== DATA LINES
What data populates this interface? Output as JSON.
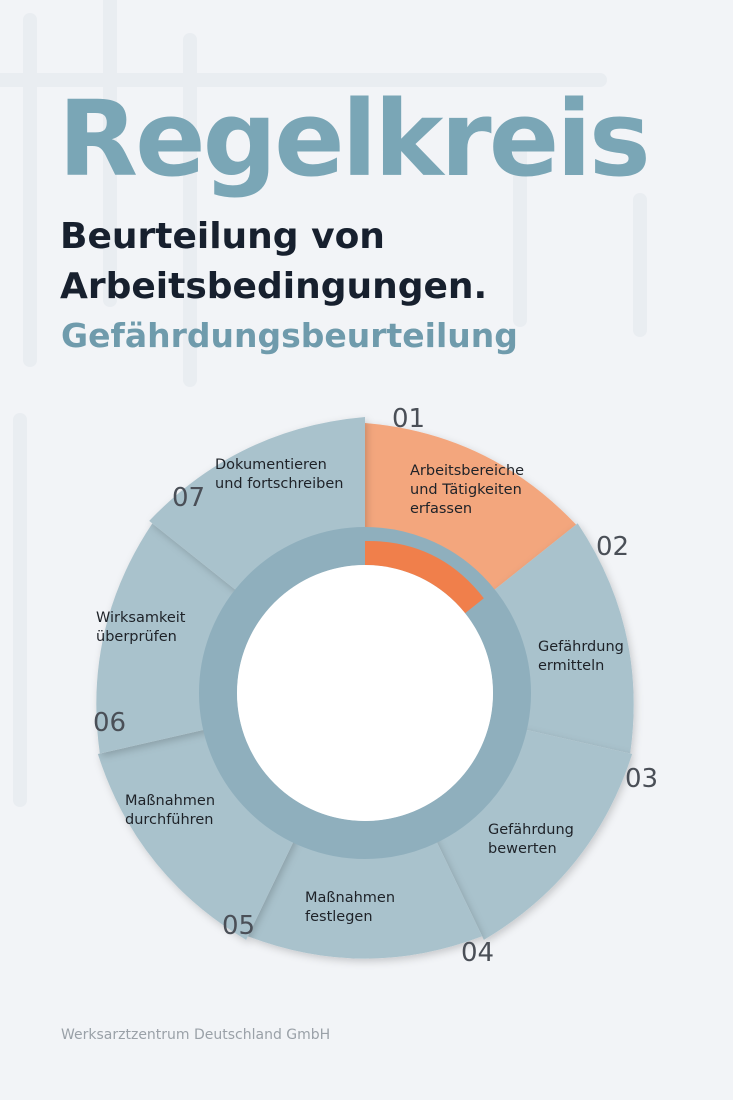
{
  "header": {
    "title": "Regelkreis",
    "subtitle_lines": [
      "Beurteilung von",
      "Arbeitsbedingungen."
    ],
    "tagline": "Gefährdungsbeurteilung"
  },
  "cycle": {
    "steps": [
      {
        "number": "01",
        "label_lines": [
          "Arbeitsbereiche",
          "und Tätigkeiten",
          "erfassen"
        ]
      },
      {
        "number": "02",
        "label_lines": [
          "Gefährdung",
          "ermitteln"
        ]
      },
      {
        "number": "03",
        "label_lines": [
          "Gefährdung",
          "bewerten"
        ]
      },
      {
        "number": "04",
        "label_lines": [
          "Maßnahmen",
          "festlegen"
        ]
      },
      {
        "number": "05",
        "label_lines": [
          "Maßnahmen",
          "durchführen"
        ]
      },
      {
        "number": "06",
        "label_lines": [
          "Wirksamkeit",
          "überprüfen"
        ]
      },
      {
        "number": "07",
        "label_lines": [
          "Dokumentieren",
          "und fortschreiben"
        ]
      }
    ]
  },
  "footer": "Werksarztzentrum Deutschland GmbH"
}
====
» WORK TO BE COMPLETED:
Reproduce the listing word for word and omit its pictures.

» EXPECTED OUTPUT:
What data populates this interface? Output as JSON.
{
  "header": {
    "title": "Regelkreis",
    "subtitle_lines": [
      "Beurteilung von",
      "Arbeitsbedingungen."
    ],
    "tagline": "Gefährdungsbeurteilung"
  },
  "cycle": {
    "steps": [
      {
        "number": "01",
        "label_lines": [
          "Arbeitsbereiche",
          "und Tätigkeiten",
          "erfassen"
        ]
      },
      {
        "number": "02",
        "label_lines": [
          "Gefährdung",
          "ermitteln"
        ]
      },
      {
        "number": "03",
        "label_lines": [
          "Gefährdung",
          "bewerten"
        ]
      },
      {
        "number": "04",
        "label_lines": [
          "Maßnahmen",
          "festlegen"
        ]
      },
      {
        "number": "05",
        "label_lines": [
          "Maßnahmen",
          "durchführen"
        ]
      },
      {
        "number": "06",
        "label_lines": [
          "Wirksamkeit",
          "überprüfen"
        ]
      },
      {
        "number": "07",
        "label_lines": [
          "Dokumentieren",
          "und fortschreiben"
        ]
      }
    ]
  },
  "footer": "Werksarztzentrum Deutschland GmbH"
}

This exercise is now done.